Nada disso, entretanto, tem a ver com a exploração do trabalho infantil, invariavelmente desumano, cruel e injusto por absoluto, exatamente por atingir somente as famílias pobres. Combatê-lo, portanto, é obrigação política, social e moral!

Tatuí, neste aspecto, possui um excelente dispositivo de justiça: a Comissão Municipal de Erradicação do Trabalho Infantil, que retomou o trabalho neste ano e busca criar um fluxograma para o atendimento dos casos de exploração do trabalho infantil.

A criação do novo protocolo já foi pauta das duas primeiras reuniões mensais da CMETI, em janeiro e fevereiro, e, em março, deve ser formalizada pelo grupo de trabalho, reunindo representantes dos setores de assistência social, educação, saúde e segurança pública.

De acordo com o secretário da Assistência e Desenvolvimento Social, Alessandro Bosso, o “fluxo” faz parte de um projeto construído para orientar os serviços de atendimento a respeito do trabalho infantil, a exemplo do “Protocolo de Atendimento à Criança e ao Adolescente em Situação de Violência Sexual do Município de Tatuí”, lançado em maio de 2019.

== Conjunto de dados ==

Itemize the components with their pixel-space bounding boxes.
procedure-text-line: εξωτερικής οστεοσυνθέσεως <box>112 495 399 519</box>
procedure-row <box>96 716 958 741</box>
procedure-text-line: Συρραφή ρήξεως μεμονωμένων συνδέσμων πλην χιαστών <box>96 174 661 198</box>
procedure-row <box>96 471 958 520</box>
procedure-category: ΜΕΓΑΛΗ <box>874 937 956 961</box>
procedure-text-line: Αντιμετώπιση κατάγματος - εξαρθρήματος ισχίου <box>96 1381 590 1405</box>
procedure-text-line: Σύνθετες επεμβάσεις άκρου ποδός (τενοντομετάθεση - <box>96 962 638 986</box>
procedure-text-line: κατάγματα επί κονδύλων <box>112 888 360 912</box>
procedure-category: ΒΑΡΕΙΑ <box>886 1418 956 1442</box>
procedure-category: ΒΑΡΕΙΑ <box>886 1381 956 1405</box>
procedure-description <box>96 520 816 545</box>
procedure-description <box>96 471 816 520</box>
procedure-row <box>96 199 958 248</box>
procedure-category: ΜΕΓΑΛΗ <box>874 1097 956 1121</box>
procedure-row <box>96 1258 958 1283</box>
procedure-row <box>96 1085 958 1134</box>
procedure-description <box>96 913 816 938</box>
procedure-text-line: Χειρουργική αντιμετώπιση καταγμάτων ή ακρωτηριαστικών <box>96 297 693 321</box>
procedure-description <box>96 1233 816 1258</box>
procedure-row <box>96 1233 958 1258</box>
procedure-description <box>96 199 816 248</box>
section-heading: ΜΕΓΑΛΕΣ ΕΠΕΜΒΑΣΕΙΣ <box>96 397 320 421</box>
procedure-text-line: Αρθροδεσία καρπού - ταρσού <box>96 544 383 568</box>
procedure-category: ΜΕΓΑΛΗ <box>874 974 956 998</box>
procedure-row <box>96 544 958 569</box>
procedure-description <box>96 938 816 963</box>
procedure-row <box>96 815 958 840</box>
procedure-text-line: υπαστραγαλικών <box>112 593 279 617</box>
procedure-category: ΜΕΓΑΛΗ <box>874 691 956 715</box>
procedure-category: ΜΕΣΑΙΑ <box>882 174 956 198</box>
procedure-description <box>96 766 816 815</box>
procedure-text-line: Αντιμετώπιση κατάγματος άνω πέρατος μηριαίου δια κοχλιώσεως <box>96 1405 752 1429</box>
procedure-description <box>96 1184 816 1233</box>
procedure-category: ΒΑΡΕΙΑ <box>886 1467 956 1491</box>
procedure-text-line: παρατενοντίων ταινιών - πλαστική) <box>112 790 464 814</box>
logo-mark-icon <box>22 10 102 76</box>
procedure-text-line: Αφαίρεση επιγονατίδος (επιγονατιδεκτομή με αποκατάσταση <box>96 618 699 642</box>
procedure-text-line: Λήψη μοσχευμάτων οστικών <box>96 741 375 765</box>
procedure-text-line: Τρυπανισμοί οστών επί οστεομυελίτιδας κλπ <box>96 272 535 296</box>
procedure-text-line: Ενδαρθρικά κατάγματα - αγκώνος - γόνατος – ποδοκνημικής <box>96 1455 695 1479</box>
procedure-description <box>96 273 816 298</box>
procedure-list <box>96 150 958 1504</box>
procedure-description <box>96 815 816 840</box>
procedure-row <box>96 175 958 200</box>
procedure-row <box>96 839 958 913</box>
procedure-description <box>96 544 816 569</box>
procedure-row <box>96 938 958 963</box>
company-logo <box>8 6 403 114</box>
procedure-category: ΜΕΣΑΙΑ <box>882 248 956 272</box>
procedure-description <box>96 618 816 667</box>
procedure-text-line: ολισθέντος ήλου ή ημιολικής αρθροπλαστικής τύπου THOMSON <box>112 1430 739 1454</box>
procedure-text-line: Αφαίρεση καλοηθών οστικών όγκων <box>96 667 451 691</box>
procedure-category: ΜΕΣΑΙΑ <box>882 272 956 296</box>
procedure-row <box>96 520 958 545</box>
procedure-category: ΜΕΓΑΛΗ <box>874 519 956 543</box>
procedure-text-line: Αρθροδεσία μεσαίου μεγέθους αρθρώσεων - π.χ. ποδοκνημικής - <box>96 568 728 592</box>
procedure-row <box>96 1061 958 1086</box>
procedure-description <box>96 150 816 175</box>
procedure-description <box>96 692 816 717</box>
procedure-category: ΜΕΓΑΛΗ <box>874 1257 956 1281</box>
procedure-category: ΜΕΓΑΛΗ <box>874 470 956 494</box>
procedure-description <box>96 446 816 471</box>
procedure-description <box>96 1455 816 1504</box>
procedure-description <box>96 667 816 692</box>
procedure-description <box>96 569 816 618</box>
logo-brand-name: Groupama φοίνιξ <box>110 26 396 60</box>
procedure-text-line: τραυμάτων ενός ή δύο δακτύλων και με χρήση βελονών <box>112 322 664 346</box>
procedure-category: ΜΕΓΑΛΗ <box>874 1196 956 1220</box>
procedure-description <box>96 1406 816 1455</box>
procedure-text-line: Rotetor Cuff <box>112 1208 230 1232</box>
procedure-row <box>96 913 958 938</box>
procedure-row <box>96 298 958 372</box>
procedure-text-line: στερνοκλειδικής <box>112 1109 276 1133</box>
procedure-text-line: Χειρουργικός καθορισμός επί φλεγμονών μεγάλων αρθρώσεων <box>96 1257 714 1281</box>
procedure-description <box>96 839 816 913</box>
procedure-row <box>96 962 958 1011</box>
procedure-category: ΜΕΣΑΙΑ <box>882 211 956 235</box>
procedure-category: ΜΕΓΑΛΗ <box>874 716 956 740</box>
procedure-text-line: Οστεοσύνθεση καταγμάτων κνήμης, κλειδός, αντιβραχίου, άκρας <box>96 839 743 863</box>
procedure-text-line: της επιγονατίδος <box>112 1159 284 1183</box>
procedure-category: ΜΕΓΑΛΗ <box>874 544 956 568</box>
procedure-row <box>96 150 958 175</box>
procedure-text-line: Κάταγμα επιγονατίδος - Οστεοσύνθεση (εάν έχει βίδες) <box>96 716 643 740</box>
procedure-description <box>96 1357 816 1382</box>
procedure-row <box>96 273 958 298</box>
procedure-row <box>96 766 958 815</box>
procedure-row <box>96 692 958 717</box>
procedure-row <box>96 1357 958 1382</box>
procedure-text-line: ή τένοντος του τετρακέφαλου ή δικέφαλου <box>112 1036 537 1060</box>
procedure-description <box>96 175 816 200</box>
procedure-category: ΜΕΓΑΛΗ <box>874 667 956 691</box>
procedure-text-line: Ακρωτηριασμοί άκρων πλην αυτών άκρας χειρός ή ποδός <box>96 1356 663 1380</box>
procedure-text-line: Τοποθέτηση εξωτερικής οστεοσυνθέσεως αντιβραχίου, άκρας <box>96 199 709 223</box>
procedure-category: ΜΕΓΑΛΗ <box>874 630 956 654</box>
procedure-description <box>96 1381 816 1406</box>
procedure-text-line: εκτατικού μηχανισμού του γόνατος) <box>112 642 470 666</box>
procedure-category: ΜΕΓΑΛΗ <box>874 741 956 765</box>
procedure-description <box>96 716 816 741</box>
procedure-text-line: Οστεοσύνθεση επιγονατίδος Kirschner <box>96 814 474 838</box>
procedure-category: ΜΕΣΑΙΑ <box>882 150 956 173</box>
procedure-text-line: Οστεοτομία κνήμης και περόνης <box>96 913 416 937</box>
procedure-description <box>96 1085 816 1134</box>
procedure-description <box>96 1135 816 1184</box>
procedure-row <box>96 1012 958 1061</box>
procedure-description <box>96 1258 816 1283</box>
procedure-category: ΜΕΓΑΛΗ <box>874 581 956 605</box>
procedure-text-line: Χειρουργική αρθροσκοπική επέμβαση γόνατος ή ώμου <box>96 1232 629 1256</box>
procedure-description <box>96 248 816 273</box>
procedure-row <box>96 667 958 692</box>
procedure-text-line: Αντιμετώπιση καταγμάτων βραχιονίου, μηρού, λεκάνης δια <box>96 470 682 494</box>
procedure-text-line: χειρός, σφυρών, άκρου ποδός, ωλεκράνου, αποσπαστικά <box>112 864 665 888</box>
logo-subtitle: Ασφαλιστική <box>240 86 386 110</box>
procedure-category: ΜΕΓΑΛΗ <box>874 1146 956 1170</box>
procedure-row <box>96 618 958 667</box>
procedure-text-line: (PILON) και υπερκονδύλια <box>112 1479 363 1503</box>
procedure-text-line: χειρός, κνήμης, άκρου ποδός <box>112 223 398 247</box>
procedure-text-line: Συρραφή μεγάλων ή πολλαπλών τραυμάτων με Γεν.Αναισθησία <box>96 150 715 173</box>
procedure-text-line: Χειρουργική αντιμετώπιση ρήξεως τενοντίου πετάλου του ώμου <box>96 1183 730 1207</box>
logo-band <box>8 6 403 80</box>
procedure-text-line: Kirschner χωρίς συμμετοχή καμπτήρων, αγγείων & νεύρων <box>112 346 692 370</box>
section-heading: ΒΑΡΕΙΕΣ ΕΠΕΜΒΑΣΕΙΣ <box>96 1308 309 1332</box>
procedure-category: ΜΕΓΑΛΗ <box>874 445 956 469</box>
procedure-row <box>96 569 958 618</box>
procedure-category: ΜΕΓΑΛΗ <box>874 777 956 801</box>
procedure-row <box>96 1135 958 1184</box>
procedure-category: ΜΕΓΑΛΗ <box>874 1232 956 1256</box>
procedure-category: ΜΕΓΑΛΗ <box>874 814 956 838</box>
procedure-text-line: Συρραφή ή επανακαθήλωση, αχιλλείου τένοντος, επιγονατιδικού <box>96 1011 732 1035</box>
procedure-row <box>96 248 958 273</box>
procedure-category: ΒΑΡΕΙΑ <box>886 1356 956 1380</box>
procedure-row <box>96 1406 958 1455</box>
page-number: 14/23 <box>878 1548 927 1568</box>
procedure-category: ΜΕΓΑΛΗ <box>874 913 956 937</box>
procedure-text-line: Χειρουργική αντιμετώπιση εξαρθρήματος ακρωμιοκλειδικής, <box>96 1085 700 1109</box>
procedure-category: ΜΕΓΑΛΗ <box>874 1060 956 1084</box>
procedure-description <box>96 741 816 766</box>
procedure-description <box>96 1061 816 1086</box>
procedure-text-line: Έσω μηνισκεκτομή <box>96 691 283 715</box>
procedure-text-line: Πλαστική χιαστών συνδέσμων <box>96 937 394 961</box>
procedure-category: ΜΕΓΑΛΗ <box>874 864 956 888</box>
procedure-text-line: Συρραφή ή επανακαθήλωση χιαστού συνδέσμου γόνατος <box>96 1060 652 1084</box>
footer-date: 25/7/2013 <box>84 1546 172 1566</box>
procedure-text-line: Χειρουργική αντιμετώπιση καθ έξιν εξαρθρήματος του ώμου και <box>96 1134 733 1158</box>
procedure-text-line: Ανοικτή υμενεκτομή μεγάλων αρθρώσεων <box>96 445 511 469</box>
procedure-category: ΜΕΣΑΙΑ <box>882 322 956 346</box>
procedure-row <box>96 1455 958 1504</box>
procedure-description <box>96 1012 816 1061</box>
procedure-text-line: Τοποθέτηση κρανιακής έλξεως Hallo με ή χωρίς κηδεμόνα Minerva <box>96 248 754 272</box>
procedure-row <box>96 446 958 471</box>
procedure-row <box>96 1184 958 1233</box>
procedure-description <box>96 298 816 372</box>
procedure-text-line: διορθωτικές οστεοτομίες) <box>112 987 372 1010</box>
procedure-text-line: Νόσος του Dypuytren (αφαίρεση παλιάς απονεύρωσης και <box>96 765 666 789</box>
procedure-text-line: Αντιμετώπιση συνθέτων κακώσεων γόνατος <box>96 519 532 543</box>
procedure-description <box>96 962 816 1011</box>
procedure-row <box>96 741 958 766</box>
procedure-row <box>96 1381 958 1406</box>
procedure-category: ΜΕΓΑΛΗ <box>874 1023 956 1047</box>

== Tarefa 1 ==
No texto sobre o trabalho infantil em Tatuí, reescreva o trecho que começa nas palavras "A criação do" e termina em "maio de 2019.", substituindo "março" por "abril".
== Tarefa 2 ==
Responda com base no texto sobre o trabalho infantil em Tatuí:
(a) Qual órgão o texto apresenta como excelente dispositivo de justiça de Tatuí?
(b) Em que meses foram realizadas as duas primeiras reuniões mensais da CMETI?
(c) Em que mês e ano foi lançado o protocolo de atendimento à criança e ao adolescente em situação de violência sexual do município?

== Resolução 1 ==
A criação do novo protocolo já foi pauta das duas primeiras reuniões mensais da CMETI, em janeiro e fevereiro, e, em abril, deve ser formalizada pelo grupo de trabalho, reunindo representantes dos setores de assistência social, educação, saúde e segurança pública.

De acordo com o secretário da Assistência e Desenvolvimento Social, Alessandro Bosso, o “fluxo” faz parte de um projeto construído para orientar os serviços de atendimento a respeito do trabalho infantil, a exemplo do “Protocolo de Atendimento à Criança e ao Adolescente em Situação de Violência Sexual do Município de Tatuí”, lançado em maio de 2019.

== Resolução 2 ==
(a) A Comissão Municipal de Erradicação do Trabalho Infantil.
(b) Janeiro e fevereiro.
(c) Maio de 2019.